Folha de S. Paulo


Ações contra 'black blocs' na Justiça se arrastam ou têm pena branda

Três anos após sucessivos protestos que acabaram em violência no Rio e em São Paulo, o resultado de ações criminais na Justiça mostra que a maior parte dos manifestantes acusados de associação criminosa aguarda julgamento. Pelo menos quatro deles foram absolvidos e ao menos um foi condenado, porém com pena branda.

As ações refletem que propostas dos governos estadual e federal para endurecer as punições para envolvidos em confrontos e depredações a partir de 2013, ano em que houve uma série de manifestações, não tiveram resultado previsto, conforme processos acessados pela Folha.

A ideia de enrijecer medidas punitivas ganhou força após a morte do cinegrafista Santiago Andrade, atingido por um rojão disparado por dois manifestantes no Rio, e os atos contra a Copa do Mundo, ambos em 2014.

No mesmo período, não há registro de policiais militares punidos por excessos nessas manifestações.

Em julho de 2015, em São Paulo, o motorista João Antonio Roza foi o primeiro "black bloc" –adepto da depredação de patrimônio– condenado por associação criminosa. A pena de um ano de prisão foi convertida em prestação de serviço à comunidade.

Ele foi flagrado depredando veículos de uma concessionária durante os atos contra a Copa, em 2014.

Também no ano passado, os manifestantes Fábio Hideki e Rafael Lusvarghi foram absolvidos da acusação de formação de quadrilha.

Eles ficaram 45 dias presos acusados de portar bombas em 2014. Perícia constatou que não eram explosivos.

○ ○ ○ ○

Responda, com base na reportagem acima, às perguntas a seguir.
(a) Em que mês e ano João Antonio Roza foi condenado por associação criminosa?
(b) Quantos dias Fábio Hideki e Rafael Lusvarghi ficaram presos?
(c) Qual era a profissão de Santiago Andrade?

(Linhas de dados)
○ ○ ○ ○

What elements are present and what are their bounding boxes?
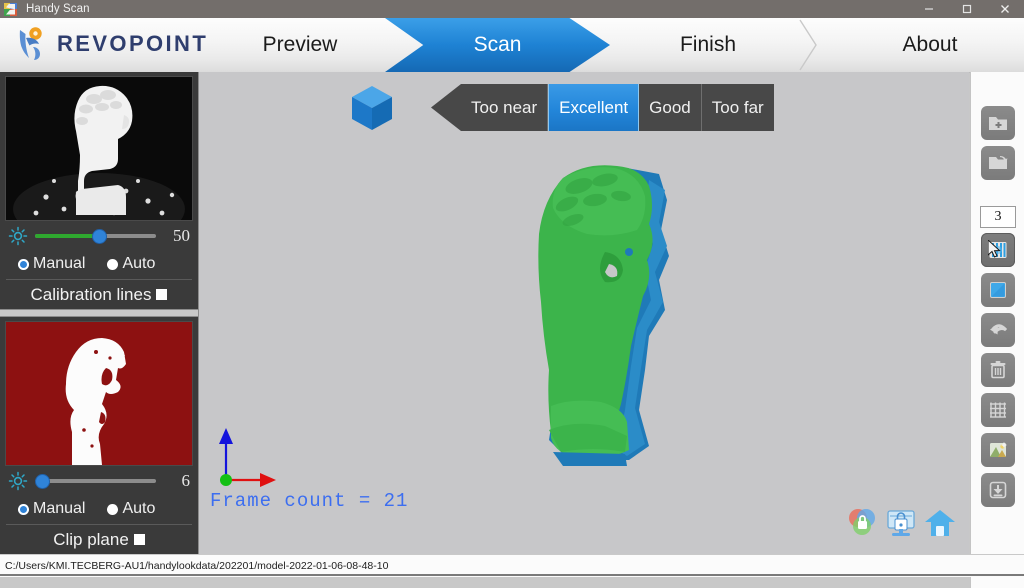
clip-plane-checkbox[interactable]: [133, 534, 145, 545]
depth-brightness-value: 6: [181, 471, 191, 490]
delete-icon[interactable]: [981, 353, 1015, 387]
scan-fringe-icon[interactable]: [981, 233, 1015, 267]
orientation-cube-icon[interactable]: [349, 84, 395, 132]
rgb-camera-panel: 50 Manual Auto Calibration lines: [0, 76, 198, 309]
main-navigation: Preview Scan Finish About: [200, 18, 1024, 72]
left-sidebar: 50 Manual Auto Calibration lines 6 Manua…: [0, 72, 199, 554]
window-title: Handy Scan: [26, 3, 90, 15]
calibration-lines-label: Calibration lines: [30, 284, 152, 304]
depth-manual-radio[interactable]: [18, 503, 29, 515]
close-icon[interactable]: [986, 0, 1024, 18]
depth-manual-label: Manual: [33, 500, 86, 517]
window-controls: [910, 0, 1024, 18]
calibration-lines-row[interactable]: Calibration lines: [0, 280, 198, 309]
scan-mesh: [509, 160, 699, 480]
fuse-cube-icon[interactable]: [981, 273, 1015, 307]
application-window: Handy Scan REVOPOINT Preview Scan Finish…: [0, 0, 1024, 588]
depth-brightness-row: 6: [0, 466, 198, 496]
new-project-icon[interactable]: [981, 106, 1015, 140]
tab-finish[interactable]: Finish: [618, 18, 798, 72]
tab-preview[interactable]: Preview: [210, 18, 390, 72]
depth-camera-panel: 6 Manual Auto Clip plane: [0, 321, 198, 554]
nav-separator-chevron-icon: [796, 18, 822, 72]
title-bar: Handy Scan: [0, 0, 1024, 18]
brightness-sun-icon: [8, 226, 28, 246]
right-toolbar: 3: [970, 72, 1024, 588]
distance-too-far: Too far: [701, 84, 774, 131]
depth-camera-preview: [5, 321, 193, 466]
distance-excellent: Excellent: [548, 84, 640, 131]
project-path: C:/Users/KMI.TECBERG-AU1/handylookdata/2…: [5, 560, 389, 572]
scan-counter-input[interactable]: 3: [980, 206, 1016, 228]
undo-icon[interactable]: [981, 313, 1015, 347]
depth-brightness-slider[interactable]: [35, 471, 156, 491]
rgb-manual-label: Manual: [33, 255, 86, 272]
brightness-sun-icon: [8, 471, 28, 491]
screen-lock-icon[interactable]: [884, 506, 918, 540]
depth-mode-row: Manual Auto: [0, 496, 198, 522]
calibration-lines-checkbox[interactable]: [156, 289, 168, 300]
rgb-camera-preview: [5, 76, 193, 221]
app-header: REVOPOINT Preview Scan Finish About: [0, 18, 1024, 73]
open-project-icon[interactable]: [981, 146, 1015, 180]
tab-scan[interactable]: Scan: [385, 18, 610, 72]
brand-name: REVOPOINT: [57, 31, 209, 56]
depth-auto-label: Auto: [122, 500, 156, 517]
depth-auto-radio[interactable]: [107, 503, 119, 515]
clip-plane-row[interactable]: Clip plane: [0, 525, 198, 554]
color-lock-icon[interactable]: [845, 506, 879, 540]
distance-good: Good: [639, 84, 702, 131]
mesh-grid-icon[interactable]: [981, 393, 1015, 427]
home-view-icon[interactable]: [923, 506, 957, 540]
revopoint-mark-icon: [12, 25, 50, 63]
brand-logo: REVOPOINT: [12, 22, 208, 66]
3d-viewport[interactable]: Too near Excellent Good Too far Frame co…: [199, 72, 969, 554]
rgb-brightness-slider[interactable]: [35, 226, 156, 246]
distance-indicator: Too near Excellent Good Too far: [431, 84, 774, 131]
tab-about[interactable]: About: [840, 18, 1020, 72]
rgb-auto-label: Auto: [122, 255, 156, 272]
axis-gizmo: [214, 424, 284, 494]
distance-too-near: Too near: [461, 84, 549, 131]
viewport-floating-buttons: [845, 506, 957, 540]
rgb-brightness-value: 50: [173, 226, 190, 245]
save-download-icon[interactable]: [981, 473, 1015, 507]
distance-arrow-icon: [431, 84, 461, 131]
texture-map-icon[interactable]: [981, 433, 1015, 467]
maximize-icon[interactable]: [948, 0, 986, 18]
rgb-manual-radio[interactable]: [18, 258, 29, 270]
app-logo-icon: [4, 2, 18, 16]
clip-plane-label: Clip plane: [53, 529, 129, 549]
panel-separator: [0, 309, 198, 317]
minimize-icon[interactable]: [910, 0, 948, 18]
rgb-brightness-row: 50: [0, 221, 198, 251]
rgb-auto-radio[interactable]: [107, 258, 119, 270]
frame-count-label: Frame count = 21: [210, 490, 409, 512]
rgb-mode-row: Manual Auto: [0, 251, 198, 277]
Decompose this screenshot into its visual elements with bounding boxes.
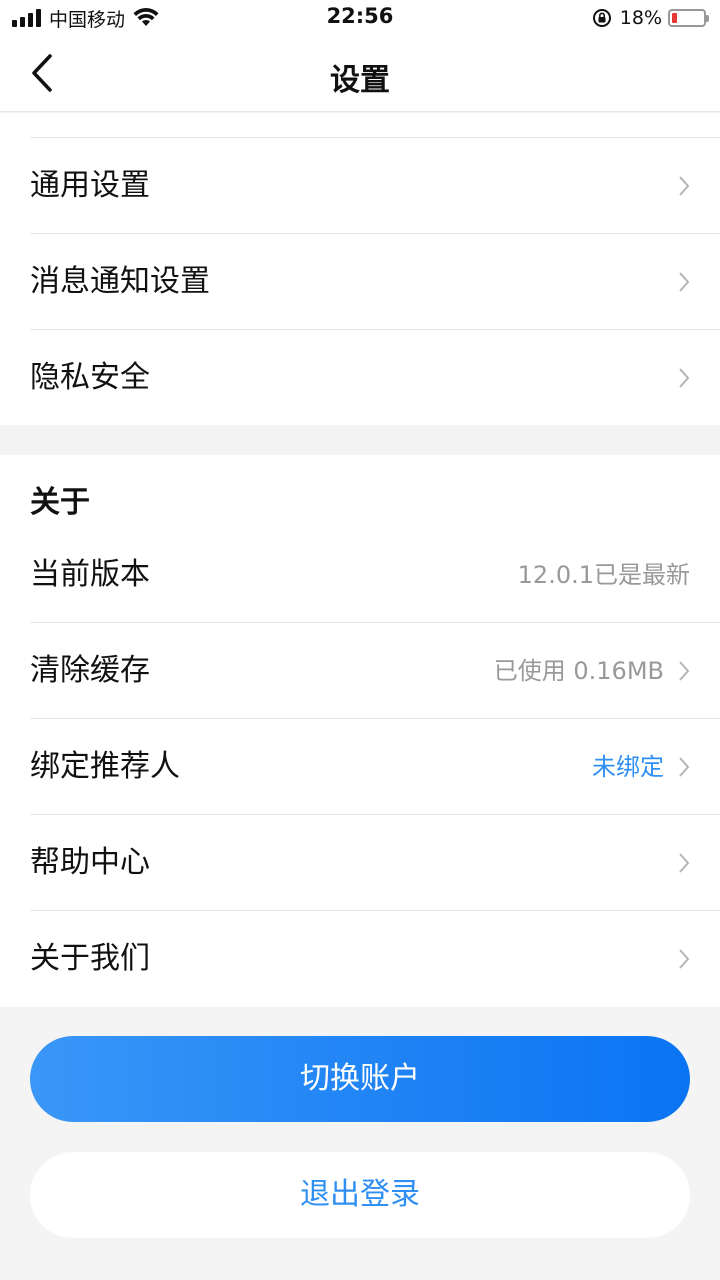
row-current-version: 当前版本 12.0.1已是最新 [0, 527, 720, 623]
row-privacy-security[interactable]: 隐私安全 [0, 330, 720, 426]
battery-icon [668, 9, 709, 27]
chevron-right-icon [679, 949, 690, 969]
battery-percent: 18% [619, 7, 662, 29]
referrer-status-value: 未绑定 [592, 753, 664, 781]
chevron-right-icon [679, 272, 690, 292]
row-label: 消息通知设置 [30, 264, 210, 299]
row-label: 清除缓存 [30, 653, 150, 688]
page-title: 设置 [330, 63, 390, 98]
row-about-us[interactable]: 关于我们 [0, 911, 720, 1007]
row-label: 通用设置 [30, 168, 150, 203]
chevron-right-icon [679, 661, 690, 681]
row-help-center[interactable]: 帮助中心 [0, 815, 720, 911]
chevron-right-icon [679, 853, 690, 873]
version-value: 12.0.1已是最新 [517, 561, 690, 589]
rotation-lock-icon [592, 9, 611, 27]
chevron-right-icon [679, 368, 690, 388]
switch-account-button[interactable]: 切换账户 [30, 1036, 690, 1122]
status-right: 18% [592, 6, 709, 30]
row-label: 隐私安全 [30, 360, 150, 395]
row-label: 绑定推荐人 [30, 749, 180, 784]
row-bind-referrer[interactable]: 绑定推荐人 未绑定 [0, 719, 720, 815]
row-label: 关于我们 [30, 941, 150, 976]
row-label: 帮助中心 [30, 845, 150, 880]
row-general-settings[interactable]: 通用设置 [0, 138, 720, 234]
status-bar: 中国移动 22:56 18% [0, 0, 720, 36]
row-label: 当前版本 [30, 557, 150, 592]
chevron-right-icon [679, 176, 690, 196]
settings-group: 通用设置 消息通知设置 隐私安全 [0, 113, 720, 425]
logout-button[interactable]: 退出登录 [30, 1152, 690, 1238]
cache-size-value: 已使用 0.16MB [493, 657, 664, 685]
navigation-bar: 设置 [0, 36, 720, 112]
about-group: 关于 当前版本 12.0.1已是最新 清除缓存 已使用 0.16MB 绑定推荐人… [0, 455, 720, 1007]
chevron-right-icon [679, 757, 690, 777]
row-clear-cache[interactable]: 清除缓存 已使用 0.16MB [0, 623, 720, 719]
row-notification-settings[interactable]: 消息通知设置 [0, 234, 720, 330]
section-title-about: 关于 [30, 485, 90, 520]
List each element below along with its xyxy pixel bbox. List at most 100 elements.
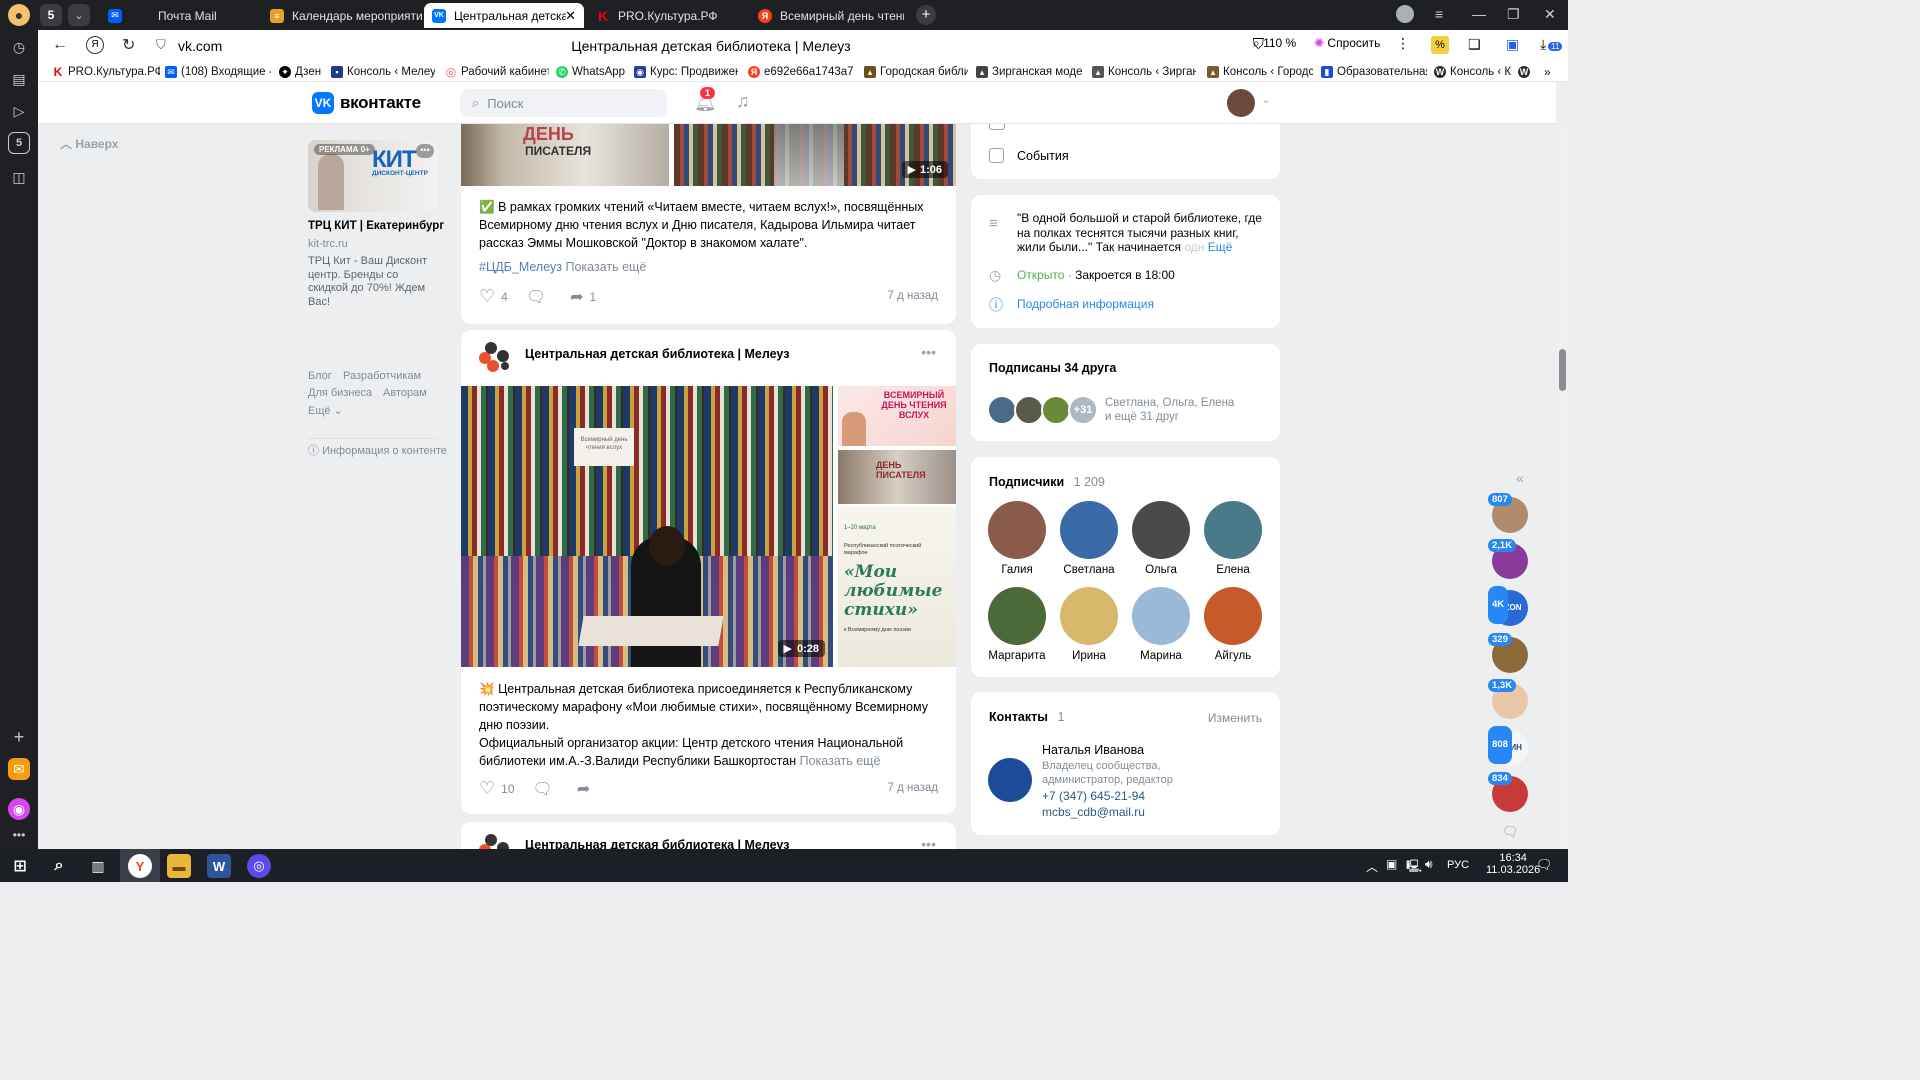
bookmark-item[interactable]: ✆ WhatsApp: [556, 64, 628, 80]
chevron-down-icon[interactable]: ⌄: [68, 4, 90, 26]
comment-icon[interactable]: 🗨︎: [533, 779, 553, 799]
subscriber-avatar[interactable]: [1060, 587, 1118, 645]
bookmark-item[interactable]: ▴ Консоль ‹ Зирган: [1092, 64, 1196, 80]
alice-icon[interactable]: ◉: [8, 798, 30, 820]
subscriber-name[interactable]: Ирина: [1054, 650, 1124, 662]
screenshot-icon[interactable]: ◫: [8, 166, 30, 188]
bookmark-item[interactable]: ◎ Рабочий кабинет: [445, 64, 549, 80]
contacts-header[interactable]: Контакты 1: [989, 710, 1064, 724]
chat-avatar-miin[interactable]: 808МИИН: [1488, 726, 1528, 766]
like-icon[interactable]: ♡: [479, 286, 495, 307]
post1-video[interactable]: ▶ 1:06: [674, 124, 956, 186]
chat-avatar[interactable]: 834: [1488, 772, 1528, 812]
discount-ext-icon[interactable]: %: [1431, 36, 1449, 54]
edit-contacts-button[interactable]: Изменить: [1208, 711, 1262, 725]
more-friends-count[interactable]: +31: [1068, 395, 1098, 425]
subscriber-avatar[interactable]: [988, 587, 1046, 645]
content-info-link[interactable]: ⓘ Информация о контенте: [308, 442, 447, 458]
ad-domain[interactable]: kit-trc.ru: [308, 238, 348, 250]
chat-avatar[interactable]: 807: [1488, 493, 1528, 533]
notifications-icon[interactable]: 🗨︎ 2: [1536, 857, 1553, 873]
close-tab-icon[interactable]: ✕: [565, 8, 576, 24]
tray-chevron-icon[interactable]: ︿: [1366, 858, 1378, 875]
post2-thumb-2[interactable]: ДЕНЬ ПИСАТЕЛЯ: [838, 450, 956, 504]
reload-icon[interactable]: ↻: [122, 35, 135, 55]
chat-avatar[interactable]: 2,1K: [1488, 539, 1528, 579]
profile-icon[interactable]: ●: [8, 4, 30, 26]
subscriber-name[interactable]: Ольга: [1126, 564, 1196, 576]
task-view-icon[interactable]: ▥: [86, 854, 110, 878]
more-dots-icon[interactable]: •••: [8, 824, 30, 846]
music-icon[interactable]: ♫: [736, 91, 750, 112]
subscriber-avatar[interactable]: [1204, 587, 1262, 645]
input-language[interactable]: РУС: [1447, 859, 1469, 871]
chat-avatar[interactable]: 329: [1488, 633, 1528, 673]
bookmark-item[interactable]: ▪ Консоль ‹ Мелеуз: [331, 64, 435, 80]
more-vertical-icon[interactable]: ⋮: [1396, 35, 1410, 52]
post1-image-1[interactable]: ДЕНЬ ПИСАТЕЛЯ: [461, 124, 669, 186]
zoom-indicator[interactable]: ⌕ 110 %: [1253, 36, 1296, 51]
video-icon[interactable]: ▷: [8, 100, 30, 122]
user-avatar[interactable]: [1227, 89, 1255, 117]
subscriber-avatar[interactable]: [1132, 501, 1190, 559]
ad-title[interactable]: ТРЦ КИТ | Екатеринбург: [308, 220, 444, 232]
bookmark-item[interactable]: ▴ Городская библи: [864, 64, 968, 80]
share-icon[interactable]: ➦: [577, 779, 590, 799]
yandex-browser-icon[interactable]: Y: [128, 854, 152, 878]
file-explorer-icon[interactable]: ▬: [167, 854, 191, 878]
friend-avatar[interactable]: [1041, 395, 1071, 425]
friends-names[interactable]: Светлана, Ольга, Елена и ещё 31 друг: [1105, 396, 1234, 424]
subscriber-avatar[interactable]: [988, 501, 1046, 559]
contact-avatar[interactable]: [988, 758, 1032, 802]
post2-thumb-3[interactable]: 1–20 марта Республиканский поэтический м…: [838, 507, 956, 667]
ad-image[interactable]: РЕКЛАМА 0+ КИТ ДИСКОНТ-ЦЕНТР •••: [308, 140, 438, 212]
restore-icon[interactable]: ❐: [1507, 6, 1520, 23]
bookmark-item[interactable]: K PRO.Культура.РФ: [52, 64, 160, 80]
bookmark-item[interactable]: W: [1518, 64, 1532, 80]
page-scrollbar[interactable]: [1557, 124, 1568, 849]
mail-app-icon[interactable]: ✉: [8, 758, 30, 780]
friends-title[interactable]: Подписаны 34 друга: [989, 361, 1116, 375]
bookmark-item[interactable]: ◉ Курс: Продвижен: [634, 64, 738, 80]
tab-calendar[interactable]: ≡ Календарь мероприятий: [262, 3, 422, 28]
subscriber-name[interactable]: Галия: [982, 564, 1052, 576]
like-icon[interactable]: ♡: [479, 778, 495, 799]
clock[interactable]: 16:34 11.03.2026: [1486, 852, 1540, 876]
post2-time[interactable]: 7 д назад: [888, 782, 939, 794]
bookmark-item[interactable]: ▮ Образовательная: [1321, 64, 1427, 80]
group-avatar[interactable]: [479, 342, 513, 376]
close-window-icon[interactable]: ✕: [1544, 6, 1556, 23]
footer-link-more[interactable]: Ещё ⌄: [308, 404, 343, 417]
vk-logo[interactable]: VK вконтакте: [312, 92, 421, 114]
downloads-icon[interactable]: ⤓ 11: [1540, 36, 1563, 53]
share-icon[interactable]: ➦: [570, 287, 583, 307]
chat-avatar-ozon[interactable]: 4K OZON: [1488, 586, 1528, 626]
footer-link-dev[interactable]: Разработчикам: [343, 370, 421, 382]
tray-app-icon[interactable]: ▣: [1386, 857, 1397, 871]
show-more-link[interactable]: Показать ещё: [565, 260, 646, 274]
new-tab-button[interactable]: +: [916, 5, 936, 25]
windows-start-icon[interactable]: ⊞: [8, 854, 32, 878]
events-link[interactable]: События: [1017, 149, 1069, 163]
friend-avatar[interactable]: [987, 395, 1017, 425]
tab-yandex[interactable]: Я Всемирный день чтения: [750, 3, 912, 28]
post2-author[interactable]: Центральная детская библиотека | Мелеуз: [525, 347, 789, 361]
messages-icon[interactable]: 🗨︎: [1502, 824, 1519, 840]
footer-link-biz[interactable]: Для бизнеса: [308, 387, 372, 399]
subscribers-header[interactable]: Подписчики 1 209: [989, 475, 1105, 489]
details-link[interactable]: Подробная информация: [1017, 297, 1154, 311]
tab-count-icon[interactable]: 5: [8, 132, 30, 154]
tab-counter[interactable]: 5: [40, 4, 62, 26]
chevron-down-icon[interactable]: ⌄: [1262, 95, 1270, 106]
hashtag-link[interactable]: #ЦДБ_Мелеуз: [479, 260, 562, 274]
ad-text[interactable]: ТРЦ Кит - Ваш Дисконт центр. Бренды со с…: [308, 255, 438, 309]
description-more-link[interactable]: Ещё: [1208, 240, 1233, 254]
subscriber-name[interactable]: Светлана: [1054, 564, 1124, 576]
subscriber-name[interactable]: Айгуль: [1198, 650, 1268, 662]
back-to-top-button[interactable]: ︿ Наверх: [60, 135, 118, 152]
post2-video[interactable]: Всемирный день чтения вслух ▶ 0:28: [461, 386, 833, 667]
scrollbar-thumb[interactable]: [1559, 349, 1566, 391]
ask-alice-button[interactable]: ✺ Спросить: [1314, 36, 1380, 50]
subscriber-avatar[interactable]: [1060, 501, 1118, 559]
collapse-chats-icon[interactable]: «: [1516, 470, 1524, 486]
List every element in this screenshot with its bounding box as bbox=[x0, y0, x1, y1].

○ ○ ○ ○

● RESOLUÇÃO DO EXERCÍCIO:
(a) Em julho de 2015.
(b) 45 dias.
(c) Cinegrafista.